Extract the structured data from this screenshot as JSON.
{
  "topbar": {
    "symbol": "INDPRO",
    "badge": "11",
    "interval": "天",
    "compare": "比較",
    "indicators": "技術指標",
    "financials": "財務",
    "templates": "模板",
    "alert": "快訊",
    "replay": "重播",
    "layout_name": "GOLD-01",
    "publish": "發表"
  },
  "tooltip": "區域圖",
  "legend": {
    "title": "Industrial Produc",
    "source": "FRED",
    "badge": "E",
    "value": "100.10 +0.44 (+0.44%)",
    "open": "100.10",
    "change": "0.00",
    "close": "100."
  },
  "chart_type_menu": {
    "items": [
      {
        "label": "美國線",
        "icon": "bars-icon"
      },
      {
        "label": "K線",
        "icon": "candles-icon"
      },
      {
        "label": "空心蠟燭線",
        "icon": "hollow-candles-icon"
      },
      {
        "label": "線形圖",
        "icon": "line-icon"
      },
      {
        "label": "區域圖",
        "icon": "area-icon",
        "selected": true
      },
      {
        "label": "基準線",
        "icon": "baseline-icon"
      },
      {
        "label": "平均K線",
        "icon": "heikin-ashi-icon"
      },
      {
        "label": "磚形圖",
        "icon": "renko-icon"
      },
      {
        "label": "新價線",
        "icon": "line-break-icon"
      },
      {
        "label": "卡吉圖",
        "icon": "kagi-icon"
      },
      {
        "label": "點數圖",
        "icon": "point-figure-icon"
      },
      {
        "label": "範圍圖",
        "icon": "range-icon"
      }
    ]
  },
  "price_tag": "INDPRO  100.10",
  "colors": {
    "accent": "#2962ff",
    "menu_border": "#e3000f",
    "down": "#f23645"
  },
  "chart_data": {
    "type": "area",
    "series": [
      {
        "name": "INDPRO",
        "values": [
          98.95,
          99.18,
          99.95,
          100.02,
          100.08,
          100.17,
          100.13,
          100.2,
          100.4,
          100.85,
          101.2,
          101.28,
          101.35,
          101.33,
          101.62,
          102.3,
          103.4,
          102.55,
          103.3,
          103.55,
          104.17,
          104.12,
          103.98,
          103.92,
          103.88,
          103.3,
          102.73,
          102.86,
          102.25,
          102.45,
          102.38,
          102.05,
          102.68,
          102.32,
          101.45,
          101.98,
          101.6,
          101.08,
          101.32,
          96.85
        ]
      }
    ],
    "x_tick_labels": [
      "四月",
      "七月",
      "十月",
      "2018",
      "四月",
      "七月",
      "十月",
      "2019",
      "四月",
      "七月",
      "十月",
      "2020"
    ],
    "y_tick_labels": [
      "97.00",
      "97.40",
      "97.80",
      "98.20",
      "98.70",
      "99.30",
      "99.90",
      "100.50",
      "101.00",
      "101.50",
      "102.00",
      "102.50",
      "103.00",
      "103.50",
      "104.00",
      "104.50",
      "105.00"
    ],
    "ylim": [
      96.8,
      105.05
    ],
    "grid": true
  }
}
#####
▸ Task details
Repeat the data verbatim.

▸ Complete answer
Extract the structured data from this screenshot as JSON.
{
  "topbar": {
    "symbol": "INDPRO",
    "badge": "11",
    "interval": "天",
    "compare": "比較",
    "indicators": "技術指標",
    "financials": "財務",
    "templates": "模板",
    "alert": "快訊",
    "replay": "重播",
    "layout_name": "GOLD-01",
    "publish": "發表"
  },
  "tooltip": "區域圖",
  "legend": {
    "title": "Industrial Produc",
    "source": "FRED",
    "badge": "E",
    "value": "100.10 +0.44 (+0.44%)",
    "open": "100.10",
    "change": "0.00",
    "close": "100."
  },
  "chart_type_menu": {
    "items": [
      {
        "label": "美國線",
        "icon": "bars-icon"
      },
      {
        "label": "K線",
        "icon": "candles-icon"
      },
      {
        "label": "空心蠟燭線",
        "icon": "hollow-candles-icon"
      },
      {
        "label": "線形圖",
        "icon": "line-icon"
      },
      {
        "label": "區域圖",
        "icon": "area-icon",
        "selected": true
      },
      {
        "label": "基準線",
        "icon": "baseline-icon"
      },
      {
        "label": "平均K線",
        "icon": "heikin-ashi-icon"
      },
      {
        "label": "磚形圖",
        "icon": "renko-icon"
      },
      {
        "label": "新價線",
        "icon": "line-break-icon"
      },
      {
        "label": "卡吉圖",
        "icon": "kagi-icon"
      },
      {
        "label": "點數圖",
        "icon": "point-figure-icon"
      },
      {
        "label": "範圍圖",
        "icon": "range-icon"
      }
    ]
  },
  "price_tag": "INDPRO  100.10",
  "colors": {
    "accent": "#2962ff",
    "menu_border": "#e3000f",
    "down": "#f23645"
  },
  "chart_data": {
    "type": "area",
    "series": [
      {
        "name": "INDPRO",
        "values": [
          98.95,
          99.18,
          99.95,
          100.02,
          100.08,
          100.17,
          100.13,
          100.2,
          100.4,
          100.85,
          101.2,
          101.28,
          101.35,
          101.33,
          101.62,
          102.3,
          103.4,
          102.55,
          103.3,
          103.55,
          104.17,
          104.12,
          103.98,
          103.92,
          103.88,
          103.3,
          102.73,
          102.86,
          102.25,
          102.45,
          102.38,
          102.05,
          102.68,
          102.32,
          101.45,
          101.98,
          101.6,
          101.08,
          101.32,
          96.85
        ]
      }
    ],
    "x_tick_labels": [
      "四月",
      "七月",
      "十月",
      "2018",
      "四月",
      "七月",
      "十月",
      "2019",
      "四月",
      "七月",
      "十月",
      "2020"
    ],
    "y_tick_labels": [
      "97.00",
      "97.40",
      "97.80",
      "98.20",
      "98.70",
      "99.30",
      "99.90",
      "100.50",
      "101.00",
      "101.50",
      "102.00",
      "102.50",
      "103.00",
      "103.50",
      "104.00",
      "104.50",
      "105.00"
    ],
    "ylim": [
      96.8,
      105.05
    ],
    "grid": true
  }
}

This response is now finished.